Can you lay out the lines as a JSON list of strings, one string per line with blank lines omitted, beginning at the line that contains "title: إنجـــازات <box>2069 48 2423 152</box>" and stopping after the line that contains "logo: Dubai Chamber of Commerce: غرفــــة"?

Spatial layout entries:
▬▬▬
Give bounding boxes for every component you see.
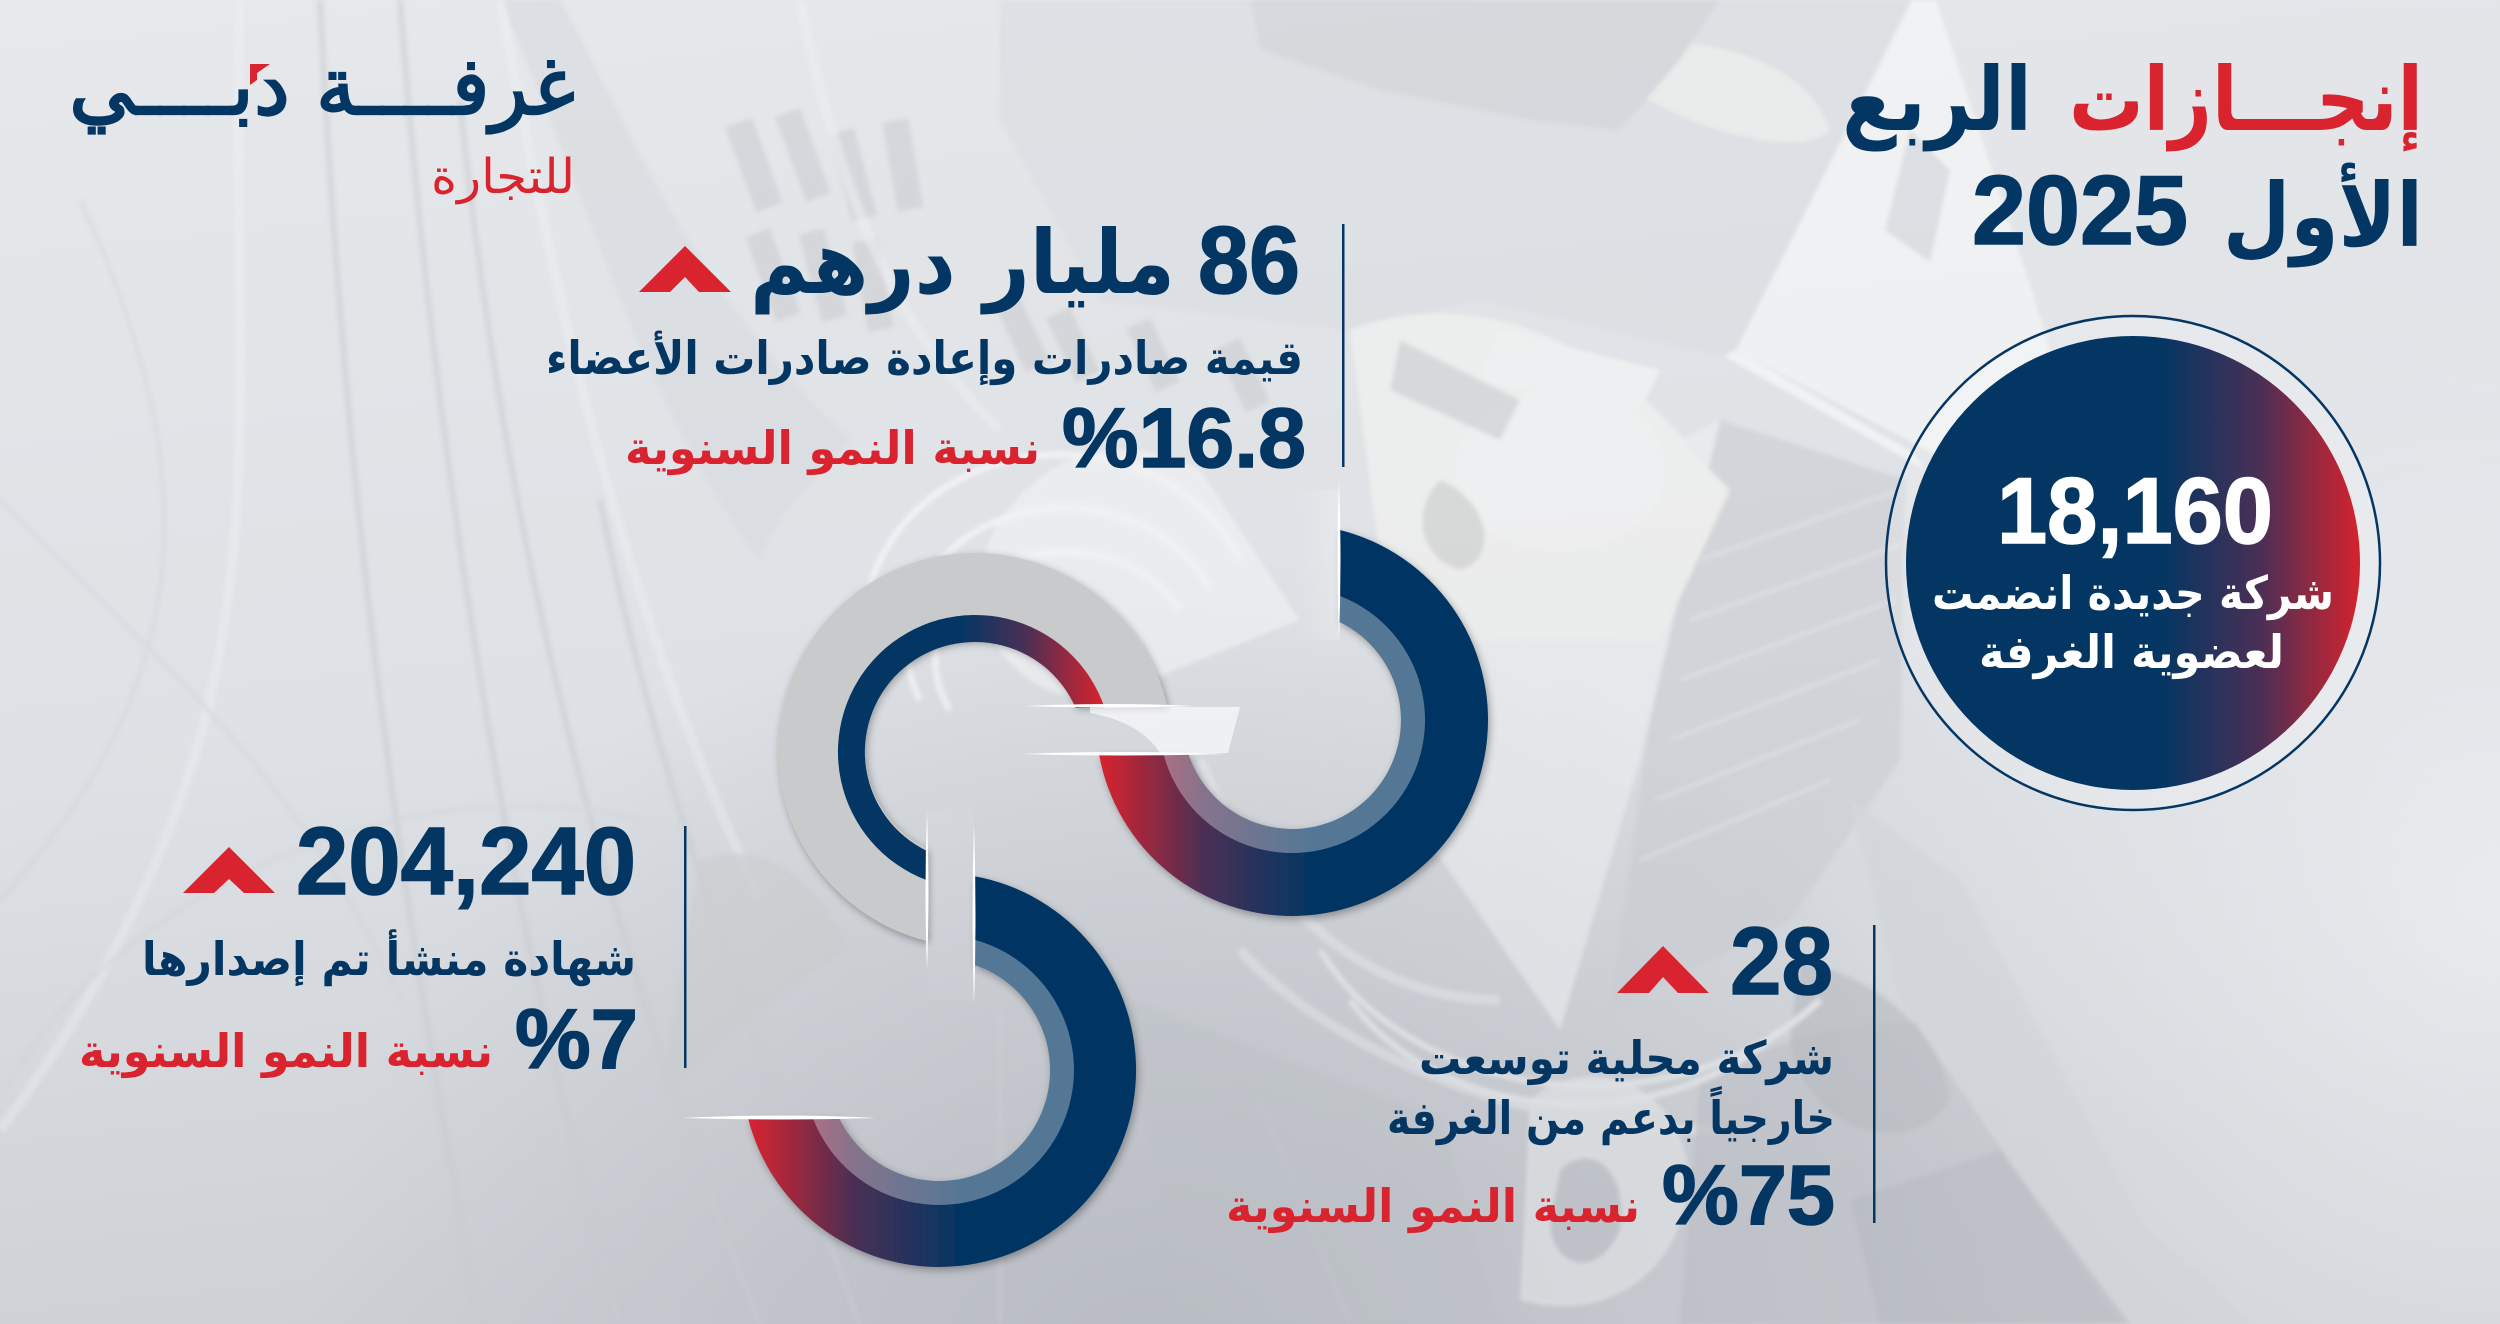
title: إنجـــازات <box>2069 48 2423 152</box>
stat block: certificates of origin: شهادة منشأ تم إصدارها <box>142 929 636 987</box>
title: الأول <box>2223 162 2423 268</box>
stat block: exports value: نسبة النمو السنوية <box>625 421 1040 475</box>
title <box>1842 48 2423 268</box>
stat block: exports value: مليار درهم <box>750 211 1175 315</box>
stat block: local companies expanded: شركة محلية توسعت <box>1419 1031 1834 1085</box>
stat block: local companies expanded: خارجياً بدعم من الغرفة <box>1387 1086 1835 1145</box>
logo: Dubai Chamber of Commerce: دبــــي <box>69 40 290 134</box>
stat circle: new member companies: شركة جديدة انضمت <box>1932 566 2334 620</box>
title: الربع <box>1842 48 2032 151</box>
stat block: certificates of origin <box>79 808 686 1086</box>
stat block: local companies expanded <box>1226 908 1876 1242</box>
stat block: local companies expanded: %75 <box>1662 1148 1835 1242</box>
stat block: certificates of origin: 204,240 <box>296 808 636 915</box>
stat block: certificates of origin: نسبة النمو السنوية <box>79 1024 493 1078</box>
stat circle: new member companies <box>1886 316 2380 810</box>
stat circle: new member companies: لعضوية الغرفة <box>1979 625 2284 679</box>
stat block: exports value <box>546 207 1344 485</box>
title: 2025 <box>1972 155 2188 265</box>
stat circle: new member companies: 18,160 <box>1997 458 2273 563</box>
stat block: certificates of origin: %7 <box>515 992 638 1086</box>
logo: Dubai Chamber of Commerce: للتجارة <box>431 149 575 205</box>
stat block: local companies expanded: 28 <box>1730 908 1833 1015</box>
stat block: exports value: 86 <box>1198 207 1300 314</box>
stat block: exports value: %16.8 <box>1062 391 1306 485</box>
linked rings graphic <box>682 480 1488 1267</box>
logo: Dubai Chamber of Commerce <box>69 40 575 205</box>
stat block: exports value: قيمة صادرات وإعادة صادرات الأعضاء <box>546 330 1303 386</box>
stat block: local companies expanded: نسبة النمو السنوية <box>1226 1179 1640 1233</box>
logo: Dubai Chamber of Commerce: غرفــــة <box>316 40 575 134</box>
▬▬▬
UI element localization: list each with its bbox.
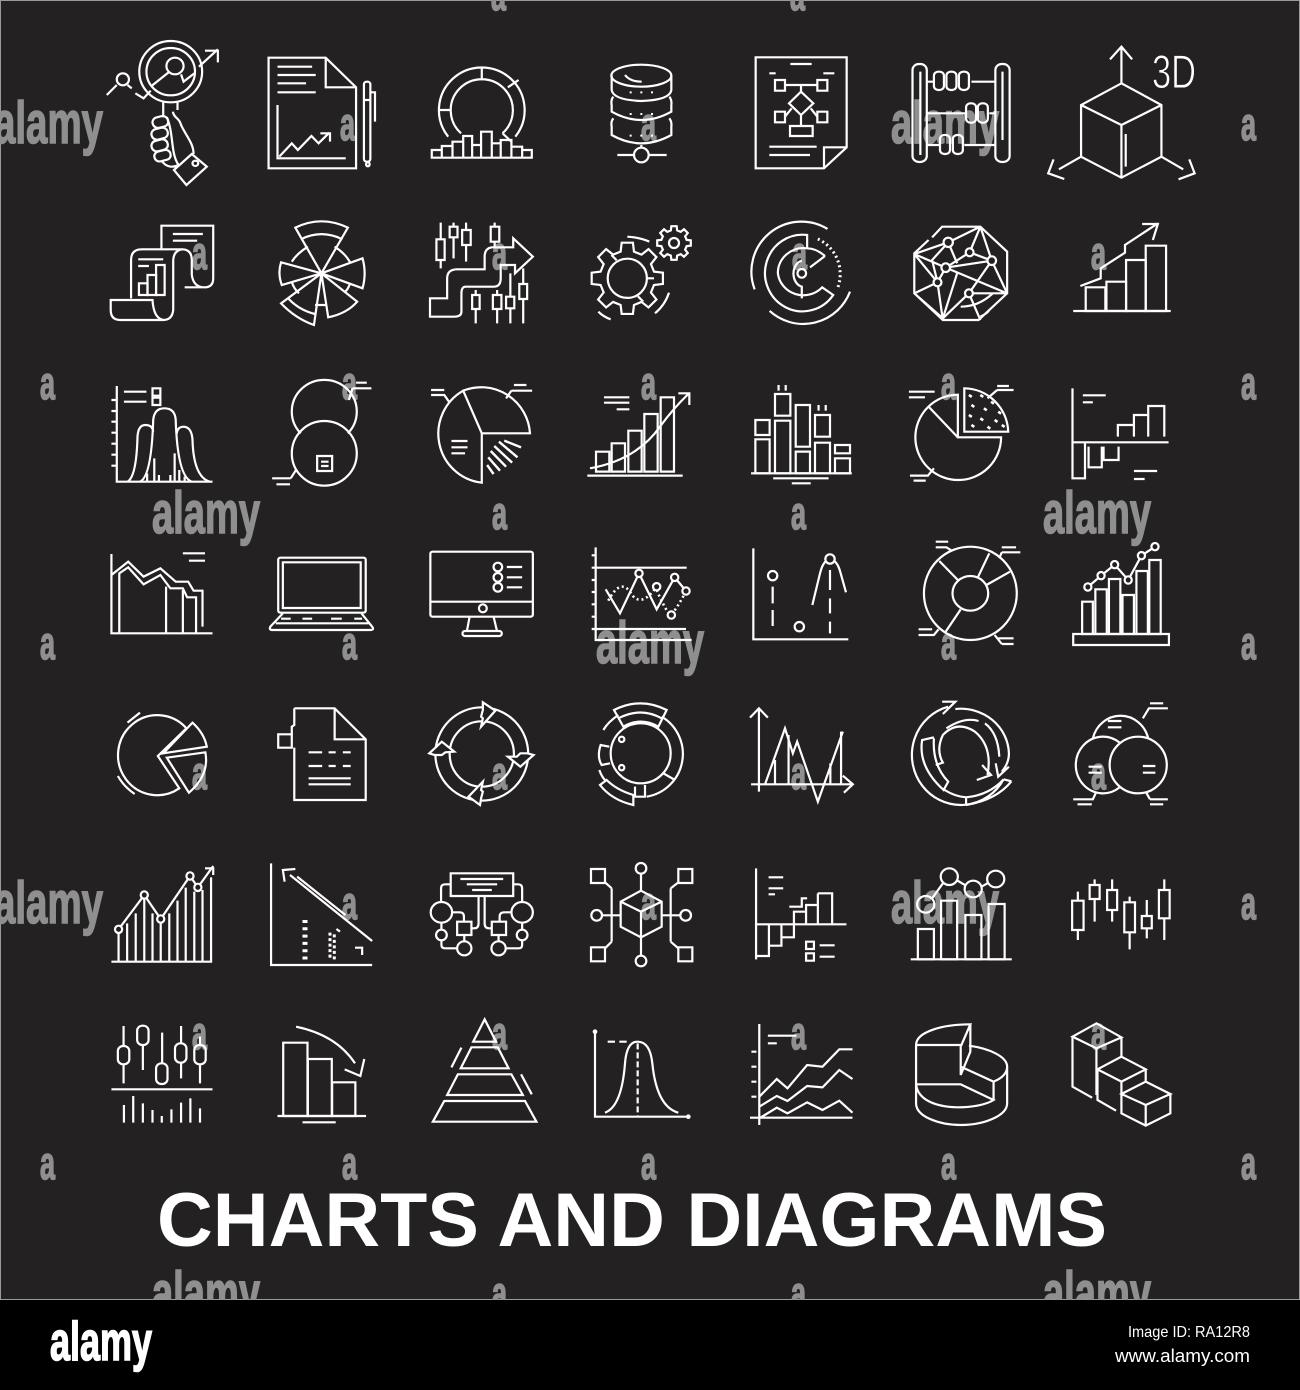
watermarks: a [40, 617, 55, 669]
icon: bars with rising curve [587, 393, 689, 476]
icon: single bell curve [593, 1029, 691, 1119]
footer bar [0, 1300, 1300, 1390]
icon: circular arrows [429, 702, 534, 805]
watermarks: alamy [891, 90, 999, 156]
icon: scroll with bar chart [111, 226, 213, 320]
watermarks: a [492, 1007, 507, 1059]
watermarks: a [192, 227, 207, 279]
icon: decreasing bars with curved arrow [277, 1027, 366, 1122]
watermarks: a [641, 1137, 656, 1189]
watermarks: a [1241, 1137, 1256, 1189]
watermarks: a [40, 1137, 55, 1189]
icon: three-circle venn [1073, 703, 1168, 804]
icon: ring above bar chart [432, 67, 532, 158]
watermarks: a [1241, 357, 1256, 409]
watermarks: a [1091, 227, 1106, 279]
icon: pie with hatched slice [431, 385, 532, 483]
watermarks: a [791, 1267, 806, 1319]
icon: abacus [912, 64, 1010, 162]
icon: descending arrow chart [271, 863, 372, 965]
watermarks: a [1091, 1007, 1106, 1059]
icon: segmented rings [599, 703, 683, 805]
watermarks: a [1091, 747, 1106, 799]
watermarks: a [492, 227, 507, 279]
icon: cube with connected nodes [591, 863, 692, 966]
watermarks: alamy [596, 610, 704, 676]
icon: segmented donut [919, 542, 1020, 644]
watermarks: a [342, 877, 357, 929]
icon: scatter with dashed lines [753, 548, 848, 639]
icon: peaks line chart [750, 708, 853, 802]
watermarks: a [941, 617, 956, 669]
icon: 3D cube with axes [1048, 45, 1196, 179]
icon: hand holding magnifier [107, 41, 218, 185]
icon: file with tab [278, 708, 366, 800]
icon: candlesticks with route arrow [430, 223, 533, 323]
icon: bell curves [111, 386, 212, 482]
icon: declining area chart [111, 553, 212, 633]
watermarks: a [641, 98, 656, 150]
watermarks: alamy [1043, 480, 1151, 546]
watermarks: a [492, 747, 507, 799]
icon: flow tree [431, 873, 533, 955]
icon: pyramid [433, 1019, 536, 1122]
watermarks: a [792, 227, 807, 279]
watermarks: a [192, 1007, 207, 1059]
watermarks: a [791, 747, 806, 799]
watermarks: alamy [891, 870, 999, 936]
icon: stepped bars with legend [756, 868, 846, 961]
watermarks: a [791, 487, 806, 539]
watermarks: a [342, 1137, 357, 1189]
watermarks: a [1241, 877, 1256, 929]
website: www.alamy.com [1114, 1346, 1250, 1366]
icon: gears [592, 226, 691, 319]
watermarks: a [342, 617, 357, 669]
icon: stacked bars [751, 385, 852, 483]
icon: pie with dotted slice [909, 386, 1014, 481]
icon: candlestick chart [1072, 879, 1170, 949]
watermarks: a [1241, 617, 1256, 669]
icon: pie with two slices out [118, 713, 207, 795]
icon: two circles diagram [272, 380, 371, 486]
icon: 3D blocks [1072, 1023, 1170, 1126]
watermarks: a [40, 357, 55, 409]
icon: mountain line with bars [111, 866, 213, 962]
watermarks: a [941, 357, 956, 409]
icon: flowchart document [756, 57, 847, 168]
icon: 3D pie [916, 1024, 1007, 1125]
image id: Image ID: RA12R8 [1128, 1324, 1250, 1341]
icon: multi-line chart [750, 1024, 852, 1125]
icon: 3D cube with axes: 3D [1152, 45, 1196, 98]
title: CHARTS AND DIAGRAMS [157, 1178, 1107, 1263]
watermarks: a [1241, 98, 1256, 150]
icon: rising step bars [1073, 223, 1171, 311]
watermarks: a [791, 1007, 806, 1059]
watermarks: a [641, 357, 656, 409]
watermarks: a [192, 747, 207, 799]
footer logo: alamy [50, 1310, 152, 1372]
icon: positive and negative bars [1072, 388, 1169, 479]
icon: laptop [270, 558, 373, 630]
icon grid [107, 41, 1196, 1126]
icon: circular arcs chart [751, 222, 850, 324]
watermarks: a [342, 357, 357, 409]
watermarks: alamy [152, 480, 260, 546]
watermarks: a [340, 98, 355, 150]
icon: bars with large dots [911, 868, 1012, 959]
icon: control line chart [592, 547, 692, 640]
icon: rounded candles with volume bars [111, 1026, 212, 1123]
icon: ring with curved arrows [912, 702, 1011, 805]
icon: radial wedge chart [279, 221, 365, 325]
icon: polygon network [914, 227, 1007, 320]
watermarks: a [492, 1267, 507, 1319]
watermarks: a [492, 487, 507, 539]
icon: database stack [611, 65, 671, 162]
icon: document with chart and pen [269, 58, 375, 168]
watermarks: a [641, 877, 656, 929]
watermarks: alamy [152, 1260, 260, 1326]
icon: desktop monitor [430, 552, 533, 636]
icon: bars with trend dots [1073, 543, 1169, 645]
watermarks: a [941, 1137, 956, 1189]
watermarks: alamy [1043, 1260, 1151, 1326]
▬▬▬
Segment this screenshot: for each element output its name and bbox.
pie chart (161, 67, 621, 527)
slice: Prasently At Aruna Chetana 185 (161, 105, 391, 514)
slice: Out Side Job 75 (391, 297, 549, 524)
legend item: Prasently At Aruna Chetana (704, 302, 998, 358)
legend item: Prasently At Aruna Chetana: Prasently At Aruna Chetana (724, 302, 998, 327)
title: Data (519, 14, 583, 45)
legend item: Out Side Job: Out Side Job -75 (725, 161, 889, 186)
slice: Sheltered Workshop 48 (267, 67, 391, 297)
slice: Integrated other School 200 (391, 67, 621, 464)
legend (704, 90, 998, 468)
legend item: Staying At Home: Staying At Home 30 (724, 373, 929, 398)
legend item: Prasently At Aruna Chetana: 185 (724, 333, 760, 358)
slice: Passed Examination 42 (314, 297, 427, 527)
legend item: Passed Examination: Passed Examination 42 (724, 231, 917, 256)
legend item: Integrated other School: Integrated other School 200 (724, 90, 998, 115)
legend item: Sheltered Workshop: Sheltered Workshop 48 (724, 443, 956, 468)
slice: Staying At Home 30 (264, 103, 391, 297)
▬▬▬
## Response
[
  "title: إنجـــازات <box>2069 48 2423 152</box>",
  "stat block: certificates of origin: شهادة منشأ تم إصدارها <box>142 929 636 987</box>",
  "title: الأول <box>2223 162 2423 268</box>",
  "stat block: exports value: نسبة النمو السنوية <box>625 421 1040 475</box>",
  "title <box>1842 48 2423 268</box>",
  "stat block: exports value: مليار درهم <box>750 211 1175 315</box>",
  "stat block: local companies expanded: شركة محلية توسعت <box>1419 1031 1834 1085</box>",
  "stat block: local companies expanded: خارجياً بدعم من الغرفة <box>1387 1086 1835 1145</box>",
  "logo: Dubai Chamber of Commerce: دبــــي <box>69 40 290 134</box>",
  "stat circle: new member companies: شركة جديدة انضمت <box>1932 566 2334 620</box>",
  "title: الربع <box>1842 48 2032 151</box>",
  "stat block: certificates of origin <box>79 808 686 1086</box>",
  "stat block: local companies expanded <box>1226 908 1876 1242</box>",
  "stat block: local companies expanded: %75 <box>1662 1148 1835 1242</box>",
  "stat block: certificates of origin: 204,240 <box>296 808 636 915</box>",
  "stat block: certificates of origin: نسبة النمو السنوية <box>79 1024 493 1078</box>",
  "stat circle: new member companies <box>1886 316 2380 810</box>",
  "stat circle: new member companies: لعضوية الغرفة <box>1979 625 2284 679</box>",
  "stat block: exports value <box>546 207 1344 485</box>",
  "title: 2025 <box>1972 155 2188 265</box>",
  "stat circle: new member companies: 18,160 <box>1997 458 2273 563</box>",
  "stat block: certificates of origin: %7 <box>515 992 638 1086</box>",
  "logo: Dubai Chamber of Commerce: للتجارة <box>431 149 575 205</box>",
  "stat block: local companies expanded: 28 <box>1730 908 1833 1015</box>",
  "stat block: exports value: 86 <box>1198 207 1300 314</box>",
  "stat block: exports value: %16.8 <box>1062 391 1306 485</box>",
  "linked rings graphic <box>682 480 1488 1267</box>",
  "logo: Dubai Chamber of Commerce <box>69 40 575 205</box>",
  "stat block: exports value: قيمة صادرات وإعادة صادرات الأعضاء <box>546 330 1303 386</box>",
  "stat block: local companies expanded: نسبة النمو السنوية <box>1226 1179 1640 1233</box>",
  "logo: Dubai Chamber of Commerce: غرفــــة <box>316 40 575 134</box>"
]